## 연습 문제
데이터의 첫 줄부터 "version-footer: CloudBlue Connect"가 들어 있는 줄까지 다시 써 주세요. "components"만 "elements"로 바꾸고 나머지는 그대로 두세요.

## 제공 자료
◇ ◇ ◇ ◇
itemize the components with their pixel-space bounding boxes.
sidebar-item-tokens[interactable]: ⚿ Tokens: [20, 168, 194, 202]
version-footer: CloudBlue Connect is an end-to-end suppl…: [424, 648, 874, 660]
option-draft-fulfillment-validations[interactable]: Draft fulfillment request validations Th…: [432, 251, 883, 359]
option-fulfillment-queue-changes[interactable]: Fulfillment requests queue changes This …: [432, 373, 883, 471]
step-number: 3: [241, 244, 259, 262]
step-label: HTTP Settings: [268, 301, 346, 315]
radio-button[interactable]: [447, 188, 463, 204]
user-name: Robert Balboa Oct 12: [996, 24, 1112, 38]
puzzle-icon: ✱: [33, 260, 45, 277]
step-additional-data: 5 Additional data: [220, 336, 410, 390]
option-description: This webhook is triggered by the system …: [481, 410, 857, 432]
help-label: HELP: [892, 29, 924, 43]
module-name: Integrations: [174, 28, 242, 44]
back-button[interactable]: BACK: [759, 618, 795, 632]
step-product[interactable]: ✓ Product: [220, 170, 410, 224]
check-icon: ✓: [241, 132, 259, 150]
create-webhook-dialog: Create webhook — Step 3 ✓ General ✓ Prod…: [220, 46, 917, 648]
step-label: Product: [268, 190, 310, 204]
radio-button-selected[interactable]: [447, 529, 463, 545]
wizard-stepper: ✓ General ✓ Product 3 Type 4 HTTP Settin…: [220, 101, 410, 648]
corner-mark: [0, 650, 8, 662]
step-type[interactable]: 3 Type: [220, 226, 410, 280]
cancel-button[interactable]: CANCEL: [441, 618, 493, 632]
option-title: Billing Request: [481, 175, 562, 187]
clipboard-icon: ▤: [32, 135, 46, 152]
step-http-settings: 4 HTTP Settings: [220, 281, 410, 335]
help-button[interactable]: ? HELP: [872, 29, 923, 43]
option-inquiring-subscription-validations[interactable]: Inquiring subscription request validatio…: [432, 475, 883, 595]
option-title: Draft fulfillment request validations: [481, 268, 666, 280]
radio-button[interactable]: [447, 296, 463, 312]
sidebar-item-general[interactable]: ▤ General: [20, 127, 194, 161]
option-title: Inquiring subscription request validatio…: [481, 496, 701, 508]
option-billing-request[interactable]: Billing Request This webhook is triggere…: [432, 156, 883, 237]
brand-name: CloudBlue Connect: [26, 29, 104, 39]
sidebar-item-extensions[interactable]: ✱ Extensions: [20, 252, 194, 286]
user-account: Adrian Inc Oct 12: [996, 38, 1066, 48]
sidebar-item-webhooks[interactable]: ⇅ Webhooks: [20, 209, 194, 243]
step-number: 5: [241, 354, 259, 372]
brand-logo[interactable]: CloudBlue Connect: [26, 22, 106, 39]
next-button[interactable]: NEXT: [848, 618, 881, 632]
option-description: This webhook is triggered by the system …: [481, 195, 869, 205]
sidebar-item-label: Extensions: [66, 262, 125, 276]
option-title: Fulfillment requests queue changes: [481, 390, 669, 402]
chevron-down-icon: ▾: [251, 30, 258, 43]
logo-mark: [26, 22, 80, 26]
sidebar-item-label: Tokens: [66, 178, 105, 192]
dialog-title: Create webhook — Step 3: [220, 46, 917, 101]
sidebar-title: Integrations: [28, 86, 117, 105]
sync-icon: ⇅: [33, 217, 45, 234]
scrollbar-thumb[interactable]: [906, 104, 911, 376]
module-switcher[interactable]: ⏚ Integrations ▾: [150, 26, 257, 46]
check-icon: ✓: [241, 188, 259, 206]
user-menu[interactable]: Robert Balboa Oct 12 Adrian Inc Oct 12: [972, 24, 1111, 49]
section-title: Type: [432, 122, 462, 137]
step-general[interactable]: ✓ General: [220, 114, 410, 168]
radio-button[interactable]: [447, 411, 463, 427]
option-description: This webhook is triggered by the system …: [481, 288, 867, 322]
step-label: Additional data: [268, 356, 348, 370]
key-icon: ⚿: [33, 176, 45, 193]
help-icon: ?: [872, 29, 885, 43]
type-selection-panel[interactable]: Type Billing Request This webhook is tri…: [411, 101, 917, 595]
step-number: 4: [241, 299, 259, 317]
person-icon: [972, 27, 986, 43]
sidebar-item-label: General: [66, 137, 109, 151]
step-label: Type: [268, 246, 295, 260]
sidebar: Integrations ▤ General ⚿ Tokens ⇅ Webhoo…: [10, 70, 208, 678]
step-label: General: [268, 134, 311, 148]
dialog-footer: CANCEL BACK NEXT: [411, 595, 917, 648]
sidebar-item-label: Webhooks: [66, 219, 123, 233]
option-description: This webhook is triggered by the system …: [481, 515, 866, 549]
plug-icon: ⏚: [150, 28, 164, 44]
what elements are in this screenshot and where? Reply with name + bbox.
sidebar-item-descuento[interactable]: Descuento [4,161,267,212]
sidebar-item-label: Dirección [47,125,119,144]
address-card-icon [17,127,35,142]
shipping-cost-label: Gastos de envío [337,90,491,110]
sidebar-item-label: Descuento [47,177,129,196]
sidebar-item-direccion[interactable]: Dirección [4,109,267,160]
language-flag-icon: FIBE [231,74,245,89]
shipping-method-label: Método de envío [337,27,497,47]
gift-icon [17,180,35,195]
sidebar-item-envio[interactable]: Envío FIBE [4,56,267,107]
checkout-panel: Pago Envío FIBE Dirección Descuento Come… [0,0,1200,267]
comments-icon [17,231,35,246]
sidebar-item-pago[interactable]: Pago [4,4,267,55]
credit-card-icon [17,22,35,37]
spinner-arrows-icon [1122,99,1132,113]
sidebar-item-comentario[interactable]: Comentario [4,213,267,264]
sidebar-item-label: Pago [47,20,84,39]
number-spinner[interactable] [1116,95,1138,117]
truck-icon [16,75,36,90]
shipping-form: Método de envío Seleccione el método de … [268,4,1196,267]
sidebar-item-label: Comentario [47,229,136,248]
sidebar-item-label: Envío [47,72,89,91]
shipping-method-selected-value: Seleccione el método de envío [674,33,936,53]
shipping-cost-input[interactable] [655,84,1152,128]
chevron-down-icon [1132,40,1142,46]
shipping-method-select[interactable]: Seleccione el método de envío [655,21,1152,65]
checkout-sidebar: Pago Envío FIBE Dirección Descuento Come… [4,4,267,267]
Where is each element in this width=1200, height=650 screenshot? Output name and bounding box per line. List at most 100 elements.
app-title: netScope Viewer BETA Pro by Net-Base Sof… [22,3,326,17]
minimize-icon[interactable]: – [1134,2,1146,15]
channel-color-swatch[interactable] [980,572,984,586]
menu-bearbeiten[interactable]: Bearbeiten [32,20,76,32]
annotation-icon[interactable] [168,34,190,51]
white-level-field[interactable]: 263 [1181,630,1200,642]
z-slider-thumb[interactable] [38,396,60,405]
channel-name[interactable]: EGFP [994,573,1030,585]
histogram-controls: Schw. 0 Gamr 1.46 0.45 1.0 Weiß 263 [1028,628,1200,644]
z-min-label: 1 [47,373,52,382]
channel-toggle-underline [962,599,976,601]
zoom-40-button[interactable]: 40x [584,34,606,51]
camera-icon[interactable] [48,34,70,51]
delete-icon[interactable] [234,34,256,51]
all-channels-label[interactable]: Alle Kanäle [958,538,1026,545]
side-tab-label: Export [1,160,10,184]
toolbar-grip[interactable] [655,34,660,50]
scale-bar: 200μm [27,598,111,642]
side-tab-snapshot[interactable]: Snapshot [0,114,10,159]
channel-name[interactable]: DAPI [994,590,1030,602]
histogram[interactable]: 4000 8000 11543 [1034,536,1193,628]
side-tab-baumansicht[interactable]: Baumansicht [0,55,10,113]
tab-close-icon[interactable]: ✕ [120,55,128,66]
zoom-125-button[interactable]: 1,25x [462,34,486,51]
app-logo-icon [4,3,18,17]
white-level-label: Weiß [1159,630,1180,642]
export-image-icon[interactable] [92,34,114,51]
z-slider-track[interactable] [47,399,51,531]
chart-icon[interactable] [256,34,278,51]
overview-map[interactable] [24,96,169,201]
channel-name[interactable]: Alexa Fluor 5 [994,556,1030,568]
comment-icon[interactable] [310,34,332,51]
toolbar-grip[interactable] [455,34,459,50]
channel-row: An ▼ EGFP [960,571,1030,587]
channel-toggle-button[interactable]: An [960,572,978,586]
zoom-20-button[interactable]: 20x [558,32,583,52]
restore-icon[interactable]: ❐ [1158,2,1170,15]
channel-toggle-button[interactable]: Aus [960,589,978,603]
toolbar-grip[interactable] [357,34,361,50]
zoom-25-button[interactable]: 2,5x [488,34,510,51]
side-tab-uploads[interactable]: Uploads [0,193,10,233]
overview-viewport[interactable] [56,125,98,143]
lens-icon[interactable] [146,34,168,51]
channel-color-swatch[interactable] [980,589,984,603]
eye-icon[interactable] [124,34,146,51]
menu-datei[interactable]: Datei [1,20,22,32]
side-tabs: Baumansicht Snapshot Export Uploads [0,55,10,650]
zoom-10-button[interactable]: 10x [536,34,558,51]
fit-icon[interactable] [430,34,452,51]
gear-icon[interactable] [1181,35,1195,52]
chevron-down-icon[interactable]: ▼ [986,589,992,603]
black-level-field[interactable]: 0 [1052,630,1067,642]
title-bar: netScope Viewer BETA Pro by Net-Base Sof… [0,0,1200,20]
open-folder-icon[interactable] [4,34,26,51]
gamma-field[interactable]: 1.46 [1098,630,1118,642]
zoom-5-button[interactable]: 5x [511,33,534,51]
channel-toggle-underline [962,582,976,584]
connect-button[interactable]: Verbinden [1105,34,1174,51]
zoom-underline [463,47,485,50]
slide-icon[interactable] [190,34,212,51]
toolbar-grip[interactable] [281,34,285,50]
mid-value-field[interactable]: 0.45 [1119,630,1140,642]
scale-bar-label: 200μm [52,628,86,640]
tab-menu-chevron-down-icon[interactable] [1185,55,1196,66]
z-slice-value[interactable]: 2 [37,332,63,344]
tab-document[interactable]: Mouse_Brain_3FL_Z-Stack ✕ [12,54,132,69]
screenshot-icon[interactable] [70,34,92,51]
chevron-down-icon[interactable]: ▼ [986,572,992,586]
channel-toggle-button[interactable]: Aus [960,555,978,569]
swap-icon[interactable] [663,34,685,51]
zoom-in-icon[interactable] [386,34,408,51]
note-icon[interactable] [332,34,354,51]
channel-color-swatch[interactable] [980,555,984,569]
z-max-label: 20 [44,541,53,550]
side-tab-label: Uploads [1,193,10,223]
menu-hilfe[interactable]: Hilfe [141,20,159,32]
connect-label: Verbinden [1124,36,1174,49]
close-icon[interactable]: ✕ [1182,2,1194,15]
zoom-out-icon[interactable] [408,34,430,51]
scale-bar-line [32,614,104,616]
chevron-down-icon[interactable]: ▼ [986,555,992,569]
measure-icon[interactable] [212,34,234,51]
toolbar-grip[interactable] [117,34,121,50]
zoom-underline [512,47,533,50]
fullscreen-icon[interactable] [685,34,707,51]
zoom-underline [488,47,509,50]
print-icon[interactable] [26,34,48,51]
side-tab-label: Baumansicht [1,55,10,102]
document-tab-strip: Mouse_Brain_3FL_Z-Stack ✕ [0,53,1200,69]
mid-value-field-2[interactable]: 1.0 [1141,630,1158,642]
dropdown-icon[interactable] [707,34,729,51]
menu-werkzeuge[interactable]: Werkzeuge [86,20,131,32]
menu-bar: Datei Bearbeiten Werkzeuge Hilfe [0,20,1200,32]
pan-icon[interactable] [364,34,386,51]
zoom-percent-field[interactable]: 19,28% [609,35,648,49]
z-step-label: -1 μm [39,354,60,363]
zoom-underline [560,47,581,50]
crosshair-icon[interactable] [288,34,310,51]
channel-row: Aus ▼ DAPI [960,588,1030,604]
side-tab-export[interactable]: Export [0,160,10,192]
◇ ◇ ◇ ◇
## 결과
itemize the elements with their pixel-space bounding boxes.
sidebar-item-tokens[interactable]: ⚿ Tokens: [20, 168, 194, 202]
version-footer: CloudBlue Connect is an end-to-end suppl…: [424, 648, 874, 660]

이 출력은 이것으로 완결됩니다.